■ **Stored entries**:
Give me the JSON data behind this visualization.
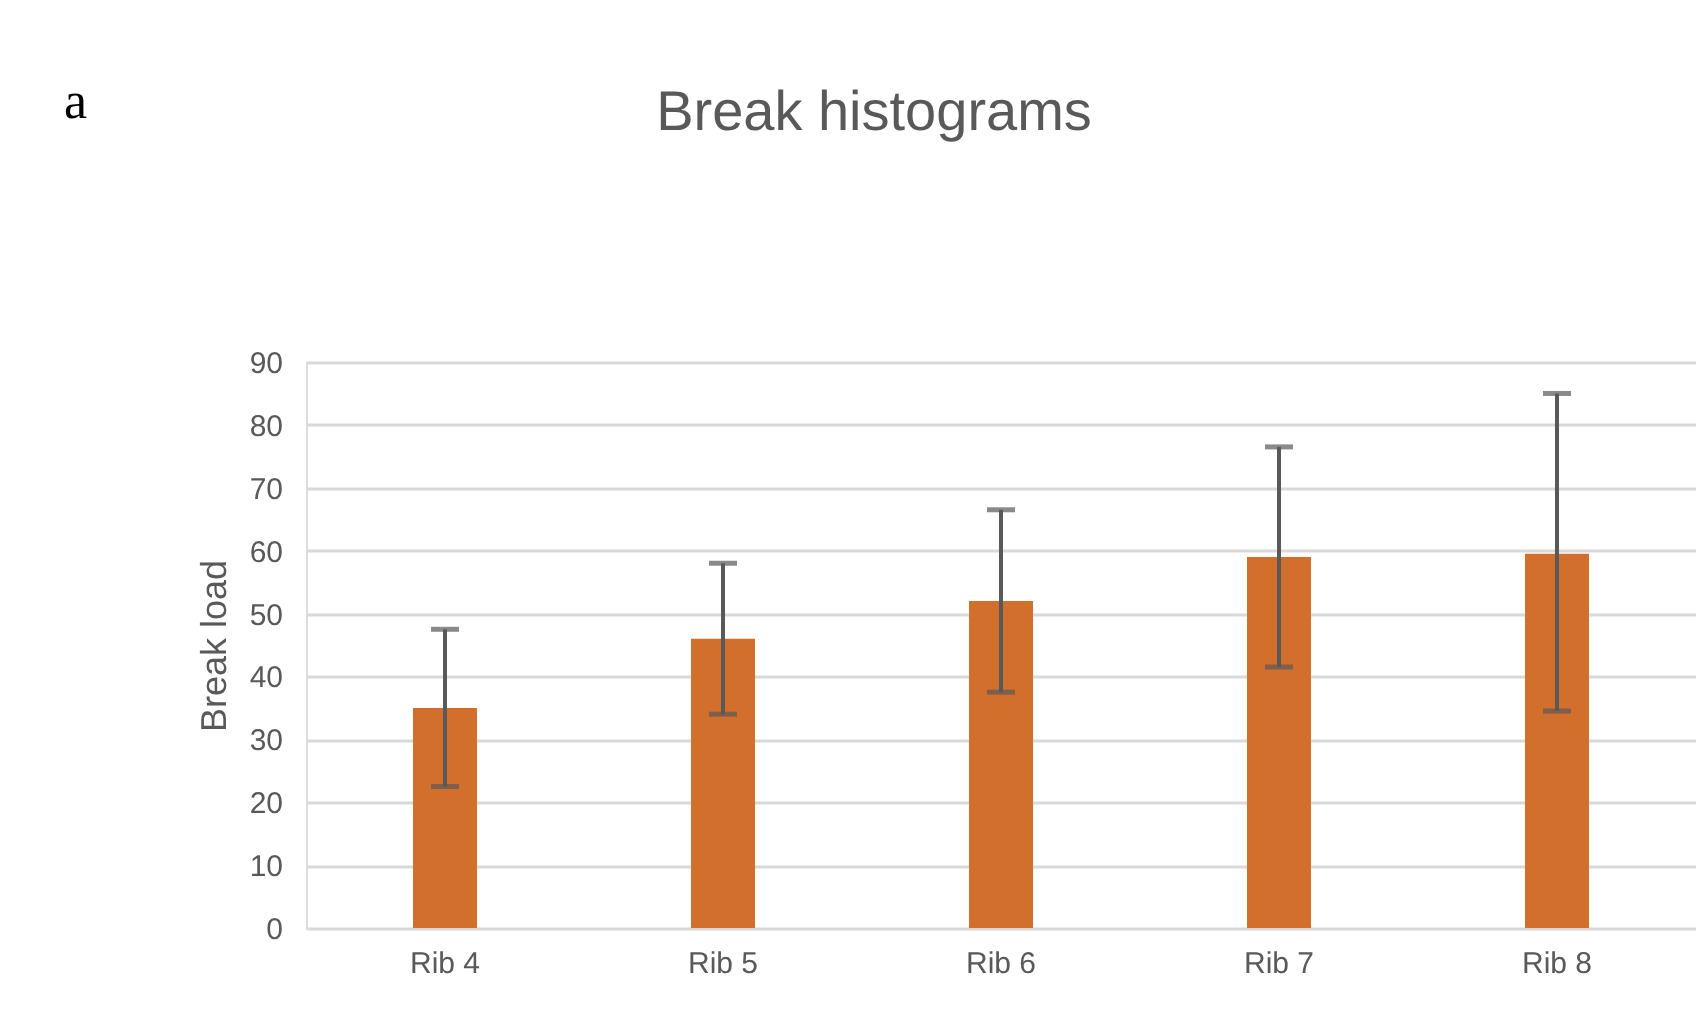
{
  "chart_data": {
    "type": "bar",
    "title": "Break histograms",
    "ylabel": "Break load",
    "annotations": [
      "a"
    ],
    "categories": [
      "Rib 4",
      "Rib 5",
      "Rib 6",
      "Rib 7",
      "Rib 8"
    ],
    "values": [
      35,
      46,
      52,
      59,
      59.5
    ],
    "errors": [
      [
        22.5,
        47.5
      ],
      [
        34,
        58
      ],
      [
        37.5,
        66.5
      ],
      [
        41.5,
        76.5
      ],
      [
        34.5,
        85
      ]
    ],
    "color": "#d36f2c",
    "ylim": [
      0,
      90
    ],
    "yticks": [
      0,
      10,
      20,
      30,
      40,
      50,
      60,
      70,
      80,
      90
    ],
    "grid": "y"
  }
}
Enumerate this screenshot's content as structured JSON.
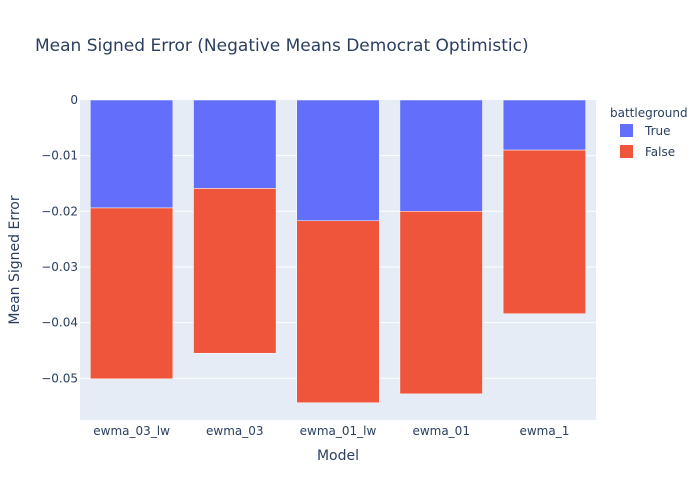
{
  "chart_data": {
    "type": "bar",
    "barmode": "stack",
    "title": "Mean Signed Error (Negative Means Democrat Optimistic)",
    "xlabel": "Model",
    "ylabel": "Mean Signed Error",
    "categories": [
      "ewma_03_lw",
      "ewma_03",
      "ewma_01_lw",
      "ewma_01",
      "ewma_1"
    ],
    "series": [
      {
        "name": "True",
        "color": "#636efa",
        "values": [
          -0.0194,
          -0.0159,
          -0.0217,
          -0.02,
          -0.009
        ]
      },
      {
        "name": "False",
        "color": "#ef553b",
        "values": [
          -0.0307,
          -0.0296,
          -0.0327,
          -0.0328,
          -0.0294
        ]
      }
    ],
    "ylim": [
      -0.0575,
      0
    ],
    "yticks": [
      0,
      -0.01,
      -0.02,
      -0.03,
      -0.04,
      -0.05
    ],
    "ytick_labels": [
      "0",
      "−0.01",
      "−0.02",
      "−0.03",
      "−0.04",
      "−0.05"
    ],
    "legend_title": "battleground",
    "legend_position": "top-right",
    "grid": true,
    "plot_background": "#e5ecf6"
  }
}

■ **What the task requires**: Check each line of the records for the word "Break", and show the lines that contain it.

■ **Solution**:
    "title": "Break histograms",
    "ylabel": "Break load",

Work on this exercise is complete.